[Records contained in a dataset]

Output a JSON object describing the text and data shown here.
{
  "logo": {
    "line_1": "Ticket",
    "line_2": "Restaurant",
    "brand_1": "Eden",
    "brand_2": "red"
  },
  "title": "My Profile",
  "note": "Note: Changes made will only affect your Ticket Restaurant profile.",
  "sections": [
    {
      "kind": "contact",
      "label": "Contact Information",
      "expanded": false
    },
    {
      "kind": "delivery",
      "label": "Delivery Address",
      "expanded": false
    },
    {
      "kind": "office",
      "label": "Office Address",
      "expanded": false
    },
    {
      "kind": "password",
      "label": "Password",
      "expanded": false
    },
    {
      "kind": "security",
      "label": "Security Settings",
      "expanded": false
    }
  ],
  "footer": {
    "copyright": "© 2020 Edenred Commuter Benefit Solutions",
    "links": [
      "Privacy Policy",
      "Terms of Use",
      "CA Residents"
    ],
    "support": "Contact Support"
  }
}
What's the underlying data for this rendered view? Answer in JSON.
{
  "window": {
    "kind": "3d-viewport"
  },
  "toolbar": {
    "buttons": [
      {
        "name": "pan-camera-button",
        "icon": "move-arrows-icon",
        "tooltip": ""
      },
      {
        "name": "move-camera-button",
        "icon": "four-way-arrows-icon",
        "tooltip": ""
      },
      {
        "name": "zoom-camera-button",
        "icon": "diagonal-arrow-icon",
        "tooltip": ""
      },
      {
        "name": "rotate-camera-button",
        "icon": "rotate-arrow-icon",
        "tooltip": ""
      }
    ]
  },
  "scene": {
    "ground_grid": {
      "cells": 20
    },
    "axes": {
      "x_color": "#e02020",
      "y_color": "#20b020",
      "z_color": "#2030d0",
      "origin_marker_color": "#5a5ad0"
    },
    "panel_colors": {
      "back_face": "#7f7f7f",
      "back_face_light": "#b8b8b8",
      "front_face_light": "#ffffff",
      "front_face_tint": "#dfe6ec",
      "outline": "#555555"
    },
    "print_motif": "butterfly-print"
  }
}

GIVEN REQUEST: The records above should all be quoted exactly, please.

COMPLETE OUTPUT:
Output a JSON object describing the text and data shown here.
{
  "logo": {
    "line_1": "Ticket",
    "line_2": "Restaurant",
    "brand_1": "Eden",
    "brand_2": "red"
  },
  "title": "My Profile",
  "note": "Note: Changes made will only affect your Ticket Restaurant profile.",
  "sections": [
    {
      "kind": "contact",
      "label": "Contact Information",
      "expanded": false
    },
    {
      "kind": "delivery",
      "label": "Delivery Address",
      "expanded": false
    },
    {
      "kind": "office",
      "label": "Office Address",
      "expanded": false
    },
    {
      "kind": "password",
      "label": "Password",
      "expanded": false
    },
    {
      "kind": "security",
      "label": "Security Settings",
      "expanded": false
    }
  ],
  "footer": {
    "copyright": "© 2020 Edenred Commuter Benefit Solutions",
    "links": [
      "Privacy Policy",
      "Terms of Use",
      "CA Residents"
    ],
    "support": "Contact Support"
  }
}
What's the underlying data for this rendered view? Answer in JSON.
{
  "window": {
    "kind": "3d-viewport"
  },
  "toolbar": {
    "buttons": [
      {
        "name": "pan-camera-button",
        "icon": "move-arrows-icon",
        "tooltip": ""
      },
      {
        "name": "move-camera-button",
        "icon": "four-way-arrows-icon",
        "tooltip": ""
      },
      {
        "name": "zoom-camera-button",
        "icon": "diagonal-arrow-icon",
        "tooltip": ""
      },
      {
        "name": "rotate-camera-button",
        "icon": "rotate-arrow-icon",
        "tooltip": ""
      }
    ]
  },
  "scene": {
    "ground_grid": {
      "cells": 20
    },
    "axes": {
      "x_color": "#e02020",
      "y_color": "#20b020",
      "z_color": "#2030d0",
      "origin_marker_color": "#5a5ad0"
    },
    "panel_colors": {
      "back_face": "#7f7f7f",
      "back_face_light": "#b8b8b8",
      "front_face_light": "#ffffff",
      "front_face_tint": "#dfe6ec",
      "outline": "#555555"
    },
    "print_motif": "butterfly-print"
  }
}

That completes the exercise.